From the entries that follow, pick out all lines holding "chuyển".

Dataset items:
┄┄┄┄┄┄

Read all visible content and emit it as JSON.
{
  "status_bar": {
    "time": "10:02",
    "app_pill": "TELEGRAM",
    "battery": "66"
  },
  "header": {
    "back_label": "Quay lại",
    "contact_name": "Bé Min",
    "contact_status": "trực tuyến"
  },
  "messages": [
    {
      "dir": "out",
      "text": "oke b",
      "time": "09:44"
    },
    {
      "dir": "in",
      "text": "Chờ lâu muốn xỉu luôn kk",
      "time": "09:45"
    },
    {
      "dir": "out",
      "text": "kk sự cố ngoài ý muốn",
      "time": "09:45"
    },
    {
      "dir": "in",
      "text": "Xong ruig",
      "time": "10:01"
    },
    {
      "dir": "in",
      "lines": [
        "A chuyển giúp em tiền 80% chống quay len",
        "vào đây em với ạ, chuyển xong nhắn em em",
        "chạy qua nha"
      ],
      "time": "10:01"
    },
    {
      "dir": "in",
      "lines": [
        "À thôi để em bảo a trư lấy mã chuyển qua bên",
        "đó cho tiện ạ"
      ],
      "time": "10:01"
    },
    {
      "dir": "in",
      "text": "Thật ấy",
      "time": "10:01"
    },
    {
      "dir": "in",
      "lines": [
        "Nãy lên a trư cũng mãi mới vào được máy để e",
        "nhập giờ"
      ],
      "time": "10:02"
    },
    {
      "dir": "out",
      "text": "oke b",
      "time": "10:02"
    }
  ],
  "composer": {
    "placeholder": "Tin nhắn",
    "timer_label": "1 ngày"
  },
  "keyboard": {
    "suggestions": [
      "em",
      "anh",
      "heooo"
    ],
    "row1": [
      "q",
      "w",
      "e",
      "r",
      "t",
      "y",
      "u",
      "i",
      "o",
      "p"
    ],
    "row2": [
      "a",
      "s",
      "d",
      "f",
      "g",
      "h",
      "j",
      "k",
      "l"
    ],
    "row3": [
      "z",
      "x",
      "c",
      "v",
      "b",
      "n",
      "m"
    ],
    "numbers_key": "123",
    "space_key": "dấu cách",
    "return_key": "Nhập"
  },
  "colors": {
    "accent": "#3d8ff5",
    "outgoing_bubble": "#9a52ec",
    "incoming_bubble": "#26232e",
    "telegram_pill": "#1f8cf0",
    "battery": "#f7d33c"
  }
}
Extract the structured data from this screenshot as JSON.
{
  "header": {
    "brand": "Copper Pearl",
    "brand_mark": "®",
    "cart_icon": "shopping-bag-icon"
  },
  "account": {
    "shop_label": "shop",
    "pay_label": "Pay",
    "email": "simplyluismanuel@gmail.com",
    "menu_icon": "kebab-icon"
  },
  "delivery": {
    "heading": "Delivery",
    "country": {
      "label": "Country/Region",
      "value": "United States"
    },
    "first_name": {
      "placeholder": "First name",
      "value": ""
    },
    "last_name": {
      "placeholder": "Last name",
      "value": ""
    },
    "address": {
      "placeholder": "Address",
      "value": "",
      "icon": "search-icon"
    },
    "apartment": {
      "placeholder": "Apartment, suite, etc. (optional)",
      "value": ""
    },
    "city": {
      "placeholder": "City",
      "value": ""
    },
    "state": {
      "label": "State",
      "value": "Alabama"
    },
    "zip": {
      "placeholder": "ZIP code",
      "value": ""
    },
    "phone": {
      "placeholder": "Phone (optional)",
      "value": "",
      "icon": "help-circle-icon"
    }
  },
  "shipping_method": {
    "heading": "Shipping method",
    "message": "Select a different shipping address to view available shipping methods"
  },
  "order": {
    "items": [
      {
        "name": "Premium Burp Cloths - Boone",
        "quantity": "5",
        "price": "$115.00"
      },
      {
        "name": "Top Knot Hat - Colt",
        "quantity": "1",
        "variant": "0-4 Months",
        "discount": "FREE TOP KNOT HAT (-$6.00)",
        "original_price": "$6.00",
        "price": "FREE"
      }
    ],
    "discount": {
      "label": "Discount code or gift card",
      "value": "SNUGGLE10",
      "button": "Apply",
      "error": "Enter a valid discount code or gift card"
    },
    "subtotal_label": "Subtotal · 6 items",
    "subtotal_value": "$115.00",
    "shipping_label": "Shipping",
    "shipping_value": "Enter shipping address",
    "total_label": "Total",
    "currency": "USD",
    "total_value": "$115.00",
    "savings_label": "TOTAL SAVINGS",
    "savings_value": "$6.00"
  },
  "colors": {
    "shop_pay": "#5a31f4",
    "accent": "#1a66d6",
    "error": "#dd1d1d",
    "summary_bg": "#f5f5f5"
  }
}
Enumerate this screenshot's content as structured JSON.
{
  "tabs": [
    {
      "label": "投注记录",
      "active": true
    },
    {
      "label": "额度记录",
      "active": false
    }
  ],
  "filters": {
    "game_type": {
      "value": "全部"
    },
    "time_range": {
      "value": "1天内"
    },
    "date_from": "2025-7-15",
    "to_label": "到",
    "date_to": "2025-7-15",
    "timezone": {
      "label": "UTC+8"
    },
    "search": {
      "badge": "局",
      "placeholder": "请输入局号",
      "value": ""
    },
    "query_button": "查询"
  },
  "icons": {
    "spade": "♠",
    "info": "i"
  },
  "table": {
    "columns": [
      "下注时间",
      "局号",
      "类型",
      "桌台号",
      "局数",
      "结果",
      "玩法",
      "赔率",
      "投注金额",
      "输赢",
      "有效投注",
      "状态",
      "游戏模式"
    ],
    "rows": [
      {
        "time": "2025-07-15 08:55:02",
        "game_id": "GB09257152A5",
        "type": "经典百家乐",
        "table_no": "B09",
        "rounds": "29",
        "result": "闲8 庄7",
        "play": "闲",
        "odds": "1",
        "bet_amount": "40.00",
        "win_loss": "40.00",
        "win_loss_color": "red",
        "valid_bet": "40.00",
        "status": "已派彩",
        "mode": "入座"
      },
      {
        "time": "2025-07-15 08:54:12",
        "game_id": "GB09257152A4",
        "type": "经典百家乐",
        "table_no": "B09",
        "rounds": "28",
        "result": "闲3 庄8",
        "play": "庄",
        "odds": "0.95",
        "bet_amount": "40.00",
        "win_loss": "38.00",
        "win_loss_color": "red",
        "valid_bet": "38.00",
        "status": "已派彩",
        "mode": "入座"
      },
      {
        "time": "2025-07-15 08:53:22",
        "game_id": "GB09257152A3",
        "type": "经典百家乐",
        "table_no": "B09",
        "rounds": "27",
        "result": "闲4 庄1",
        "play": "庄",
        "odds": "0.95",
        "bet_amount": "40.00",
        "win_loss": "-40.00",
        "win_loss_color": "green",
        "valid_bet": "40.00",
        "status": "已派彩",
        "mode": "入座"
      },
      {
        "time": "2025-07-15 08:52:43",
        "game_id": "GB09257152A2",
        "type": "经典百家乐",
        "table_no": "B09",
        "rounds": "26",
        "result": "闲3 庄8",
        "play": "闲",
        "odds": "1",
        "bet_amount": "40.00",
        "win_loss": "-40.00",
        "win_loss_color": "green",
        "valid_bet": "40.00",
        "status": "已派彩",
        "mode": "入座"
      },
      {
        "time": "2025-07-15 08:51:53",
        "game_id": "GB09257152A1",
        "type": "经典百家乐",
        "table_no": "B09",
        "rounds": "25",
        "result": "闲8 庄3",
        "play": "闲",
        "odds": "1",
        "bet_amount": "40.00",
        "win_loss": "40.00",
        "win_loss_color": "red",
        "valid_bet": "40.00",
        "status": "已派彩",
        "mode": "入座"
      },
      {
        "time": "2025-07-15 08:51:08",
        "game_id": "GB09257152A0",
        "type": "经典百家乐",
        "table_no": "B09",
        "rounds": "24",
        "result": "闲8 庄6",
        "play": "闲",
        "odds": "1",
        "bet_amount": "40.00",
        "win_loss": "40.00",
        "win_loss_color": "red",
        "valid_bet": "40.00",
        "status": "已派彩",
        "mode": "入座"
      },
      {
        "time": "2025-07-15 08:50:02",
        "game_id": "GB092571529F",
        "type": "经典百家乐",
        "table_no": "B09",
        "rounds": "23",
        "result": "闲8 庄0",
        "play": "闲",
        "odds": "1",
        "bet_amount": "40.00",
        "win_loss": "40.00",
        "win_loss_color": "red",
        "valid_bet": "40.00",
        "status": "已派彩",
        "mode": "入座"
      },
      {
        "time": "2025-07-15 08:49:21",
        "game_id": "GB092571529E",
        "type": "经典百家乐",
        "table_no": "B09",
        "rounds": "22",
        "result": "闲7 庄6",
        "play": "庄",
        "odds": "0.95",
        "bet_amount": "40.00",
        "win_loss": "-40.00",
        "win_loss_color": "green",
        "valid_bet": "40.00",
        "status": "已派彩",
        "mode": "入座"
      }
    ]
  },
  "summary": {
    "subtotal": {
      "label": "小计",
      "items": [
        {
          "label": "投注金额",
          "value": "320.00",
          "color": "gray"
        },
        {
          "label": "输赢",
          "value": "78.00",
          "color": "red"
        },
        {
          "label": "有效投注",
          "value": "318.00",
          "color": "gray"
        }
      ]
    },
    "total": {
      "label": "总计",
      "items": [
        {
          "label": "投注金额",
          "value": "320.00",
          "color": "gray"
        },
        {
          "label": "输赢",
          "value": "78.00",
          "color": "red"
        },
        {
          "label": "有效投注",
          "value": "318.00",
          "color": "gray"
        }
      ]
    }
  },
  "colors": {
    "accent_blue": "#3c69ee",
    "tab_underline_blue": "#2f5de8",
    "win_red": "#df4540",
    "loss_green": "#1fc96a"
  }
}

┄┄┄┄┄┄

Answer to the task:
        "A chuyển giúp em tiền 80% chống quay len",
        "vào đây em với ạ, chuyển xong nhắn em em",
        "À thôi để em bảo a trư lấy mã chuyển qua bên",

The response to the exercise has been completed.